START AVAILABLE DATA

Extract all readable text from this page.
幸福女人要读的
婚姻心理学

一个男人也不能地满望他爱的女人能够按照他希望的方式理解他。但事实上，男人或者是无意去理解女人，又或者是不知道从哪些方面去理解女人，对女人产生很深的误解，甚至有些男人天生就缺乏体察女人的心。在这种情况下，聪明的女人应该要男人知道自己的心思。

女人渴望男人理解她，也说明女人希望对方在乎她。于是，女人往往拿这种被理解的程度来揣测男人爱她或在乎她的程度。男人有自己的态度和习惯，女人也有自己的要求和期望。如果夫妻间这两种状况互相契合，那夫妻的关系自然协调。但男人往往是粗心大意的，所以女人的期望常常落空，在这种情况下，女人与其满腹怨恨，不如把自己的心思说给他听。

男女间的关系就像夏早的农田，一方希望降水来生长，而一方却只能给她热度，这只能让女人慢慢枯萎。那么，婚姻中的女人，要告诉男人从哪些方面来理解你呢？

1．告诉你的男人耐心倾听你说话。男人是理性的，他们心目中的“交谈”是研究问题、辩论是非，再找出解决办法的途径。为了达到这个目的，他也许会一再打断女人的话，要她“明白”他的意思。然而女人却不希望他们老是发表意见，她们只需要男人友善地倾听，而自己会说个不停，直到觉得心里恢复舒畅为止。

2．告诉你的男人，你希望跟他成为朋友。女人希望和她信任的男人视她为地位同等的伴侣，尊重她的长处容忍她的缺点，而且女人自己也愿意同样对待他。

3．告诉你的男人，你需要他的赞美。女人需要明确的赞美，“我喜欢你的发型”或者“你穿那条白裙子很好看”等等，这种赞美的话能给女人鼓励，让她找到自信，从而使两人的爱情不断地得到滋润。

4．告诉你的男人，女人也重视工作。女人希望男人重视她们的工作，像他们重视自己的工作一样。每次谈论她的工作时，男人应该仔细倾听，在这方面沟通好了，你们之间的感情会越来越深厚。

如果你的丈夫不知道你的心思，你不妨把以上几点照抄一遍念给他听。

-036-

END AVAILABLE DATA

Above are the records; retype every one exactly.

# SOLUTION FOR THIS TASK
Extract all readable text from this page.
幸福女人要读的
婚姻心理学

一个男人也不能地满望他爱的女人能够按照他希望的方式理解他。但事实上，男人或者是无意去理解女人，又或者是不知道从哪些方面去理解女人，对女人产生很深的误解，甚至有些男人天生就缺乏体察女人的心。在这种情况下，聪明的女人应该要男人知道自己的心思。

女人渴望男人理解她，也说明女人希望对方在乎她。于是，女人往往拿这种被理解的程度来揣测男人爱她或在乎她的程度。男人有自己的态度和习惯，女人也有自己的要求和期望。如果夫妻间这两种状况互相契合，那夫妻的关系自然协调。但男人往往是粗心大意的，所以女人的期望常常落空，在这种情况下，女人与其满腹怨恨，不如把自己的心思说给他听。

男女间的关系就像夏早的农田，一方希望降水来生长，而一方却只能给她热度，这只能让女人慢慢枯萎。那么，婚姻中的女人，要告诉男人从哪些方面来理解你呢？

1．告诉你的男人耐心倾听你说话。男人是理性的，他们心目中的“交谈”是研究问题、辩论是非，再找出解决办法的途径。为了达到这个目的，他也许会一再打断女人的话，要她“明白”他的意思。然而女人却不希望他们老是发表意见，她们只需要男人友善地倾听，而自己会说个不停，直到觉得心里恢复舒畅为止。

2．告诉你的男人，你希望跟他成为朋友。女人希望和她信任的男人视她为地位同等的伴侣，尊重她的长处容忍她的缺点，而且女人自己也愿意同样对待他。

3．告诉你的男人，你需要他的赞美。女人需要明确的赞美，“我喜欢你的发型”或者“你穿那条白裙子很好看”等等，这种赞美的话能给女人鼓励，让她找到自信，从而使两人的爱情不断地得到滋润。

4．告诉你的男人，女人也重视工作。女人希望男人重视她们的工作，像他们重视自己的工作一样。每次谈论她的工作时，男人应该仔细倾听，在这方面沟通好了，你们之间的感情会越来越深厚。

如果你的丈夫不知道你的心思，你不妨把以上几点照抄一遍念给他听。

-036-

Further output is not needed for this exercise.